*Consigne*
Extrayez du texte sur les sens du mot « conscience » le passage compris entre « Il y a encore » et « personne s'est évanouie.) », bornes incluses.

*Extrait du texte*
========
Plop à toi, Syndication !
Le problème, c'est qu'académiquement, le terme "conscience" est polysémique !
Il y a la conscience dite "morale", qui est la connaissance des notions de bien et de mal ;
la conscience dite "cognitive", terme qui remplace ce que les philosophes anciens appelaient "l'âme" ou "l'esprit", et que, depuis quelques années, les chercheurs ont remplacé par le terme de "cognition", qui peut être entendu comme la présence du sujet au monde et sa capacité à la connaître, à se reconnaître lui-même à le comprendre (ce qui englobe donc l'intelligence, la capacité d'analyse et de résolution de problèmes...),
et par extension, la capacité d'attention (je suis conscient du danger, conscient du camion qui arrive alors que je voulais traverser la rue, je suis conscient de la présence d'un escargot que je vais éviter de piétiner, ou de la gêne occasionnée autour de moi quand j'éternue un plein milieu d'un examen...) et la connaissance de notions abstraites (je suis conscient de la complexité de la conscience humaine...)
Il y a encore la conscience entendue comme état d'éveil, opposé à l'état de sommeil, par exemple (avec des expressions comme il/elle a perdu conscience /est inconscient(e), lorsqu'une personne s'est évanouie.)
========
*Éléments issus d'une source de données*
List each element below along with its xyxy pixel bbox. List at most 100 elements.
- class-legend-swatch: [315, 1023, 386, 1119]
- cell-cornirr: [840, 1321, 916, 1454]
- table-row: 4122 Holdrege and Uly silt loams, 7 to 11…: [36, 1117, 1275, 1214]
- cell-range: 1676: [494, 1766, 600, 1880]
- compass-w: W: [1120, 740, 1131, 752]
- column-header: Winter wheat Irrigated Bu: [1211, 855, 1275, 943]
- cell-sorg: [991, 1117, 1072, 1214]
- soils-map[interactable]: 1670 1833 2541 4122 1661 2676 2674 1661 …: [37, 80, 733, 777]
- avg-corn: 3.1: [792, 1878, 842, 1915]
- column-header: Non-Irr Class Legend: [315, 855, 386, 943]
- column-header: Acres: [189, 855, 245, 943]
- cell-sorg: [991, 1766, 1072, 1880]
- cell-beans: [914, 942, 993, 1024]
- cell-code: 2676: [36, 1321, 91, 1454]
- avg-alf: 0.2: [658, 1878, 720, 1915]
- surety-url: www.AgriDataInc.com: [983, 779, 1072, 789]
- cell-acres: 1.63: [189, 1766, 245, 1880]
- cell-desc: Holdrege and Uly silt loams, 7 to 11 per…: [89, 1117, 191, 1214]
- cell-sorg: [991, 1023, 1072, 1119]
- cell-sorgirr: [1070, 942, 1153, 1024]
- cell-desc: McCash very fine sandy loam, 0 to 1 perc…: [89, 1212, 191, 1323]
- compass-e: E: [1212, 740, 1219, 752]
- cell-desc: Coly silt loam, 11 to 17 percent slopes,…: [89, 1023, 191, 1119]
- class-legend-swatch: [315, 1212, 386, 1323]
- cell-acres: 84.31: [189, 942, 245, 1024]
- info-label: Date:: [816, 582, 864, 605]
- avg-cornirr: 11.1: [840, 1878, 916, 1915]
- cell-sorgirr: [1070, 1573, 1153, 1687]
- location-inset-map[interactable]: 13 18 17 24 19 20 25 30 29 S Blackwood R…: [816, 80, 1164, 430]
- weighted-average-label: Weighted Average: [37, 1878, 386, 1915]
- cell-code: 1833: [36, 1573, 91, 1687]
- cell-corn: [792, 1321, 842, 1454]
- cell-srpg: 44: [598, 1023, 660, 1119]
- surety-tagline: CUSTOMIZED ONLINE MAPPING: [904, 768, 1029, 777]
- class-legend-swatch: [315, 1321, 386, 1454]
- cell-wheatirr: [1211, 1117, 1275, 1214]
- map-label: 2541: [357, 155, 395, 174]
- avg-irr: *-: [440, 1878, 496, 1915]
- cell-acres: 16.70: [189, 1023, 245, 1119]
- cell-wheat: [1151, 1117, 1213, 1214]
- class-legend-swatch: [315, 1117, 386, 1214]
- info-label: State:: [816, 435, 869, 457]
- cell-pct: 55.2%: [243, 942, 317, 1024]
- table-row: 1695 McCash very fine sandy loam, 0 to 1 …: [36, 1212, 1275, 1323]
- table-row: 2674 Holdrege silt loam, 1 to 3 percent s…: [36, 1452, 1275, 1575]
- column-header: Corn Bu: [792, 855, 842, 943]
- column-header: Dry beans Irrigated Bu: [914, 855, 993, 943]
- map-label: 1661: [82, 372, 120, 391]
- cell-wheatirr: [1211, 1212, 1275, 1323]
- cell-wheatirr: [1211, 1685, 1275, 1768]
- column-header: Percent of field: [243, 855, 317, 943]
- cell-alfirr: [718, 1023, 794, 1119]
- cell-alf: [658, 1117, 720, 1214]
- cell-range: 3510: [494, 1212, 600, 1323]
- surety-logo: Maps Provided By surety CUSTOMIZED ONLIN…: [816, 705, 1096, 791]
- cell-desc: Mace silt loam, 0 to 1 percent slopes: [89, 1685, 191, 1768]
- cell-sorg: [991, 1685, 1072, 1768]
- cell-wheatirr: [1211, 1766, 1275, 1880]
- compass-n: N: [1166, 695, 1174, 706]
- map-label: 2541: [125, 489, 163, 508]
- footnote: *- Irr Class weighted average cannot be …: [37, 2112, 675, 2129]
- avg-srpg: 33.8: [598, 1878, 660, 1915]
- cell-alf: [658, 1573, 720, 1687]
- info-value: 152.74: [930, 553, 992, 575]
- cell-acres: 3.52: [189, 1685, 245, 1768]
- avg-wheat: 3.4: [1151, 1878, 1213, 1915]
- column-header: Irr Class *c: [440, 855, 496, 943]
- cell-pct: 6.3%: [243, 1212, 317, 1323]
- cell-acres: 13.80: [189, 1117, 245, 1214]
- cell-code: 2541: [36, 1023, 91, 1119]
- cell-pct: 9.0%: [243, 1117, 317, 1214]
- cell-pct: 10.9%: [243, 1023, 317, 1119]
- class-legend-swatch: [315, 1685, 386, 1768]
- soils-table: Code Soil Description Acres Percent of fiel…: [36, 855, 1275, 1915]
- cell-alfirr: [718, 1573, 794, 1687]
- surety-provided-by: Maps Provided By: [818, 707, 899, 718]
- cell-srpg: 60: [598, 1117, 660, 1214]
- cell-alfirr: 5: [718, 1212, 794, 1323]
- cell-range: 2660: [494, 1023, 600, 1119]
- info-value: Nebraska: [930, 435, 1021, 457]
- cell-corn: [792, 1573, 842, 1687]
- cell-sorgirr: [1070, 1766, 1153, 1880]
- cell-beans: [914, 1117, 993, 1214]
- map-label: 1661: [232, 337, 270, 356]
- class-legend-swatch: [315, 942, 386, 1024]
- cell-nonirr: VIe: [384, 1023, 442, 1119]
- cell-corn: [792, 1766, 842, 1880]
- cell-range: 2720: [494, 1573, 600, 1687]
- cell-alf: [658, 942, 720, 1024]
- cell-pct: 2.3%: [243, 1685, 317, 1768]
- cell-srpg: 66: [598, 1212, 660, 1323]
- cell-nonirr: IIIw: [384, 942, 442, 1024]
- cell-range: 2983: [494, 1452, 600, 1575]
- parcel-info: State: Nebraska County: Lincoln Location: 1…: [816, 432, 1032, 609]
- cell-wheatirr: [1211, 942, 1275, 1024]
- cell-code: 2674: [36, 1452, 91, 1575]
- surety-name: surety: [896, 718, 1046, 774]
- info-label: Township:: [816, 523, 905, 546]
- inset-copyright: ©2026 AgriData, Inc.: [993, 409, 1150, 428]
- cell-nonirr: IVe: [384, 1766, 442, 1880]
========
*Résultat attendu*
Il y a encore la conscience entendue comme état d'éveil, opposé à l'état de sommeil, par exemple (avec des expressions comme il/elle a perdu conscience /est inconscient(e), lorsqu'une personne s'est évanouie.)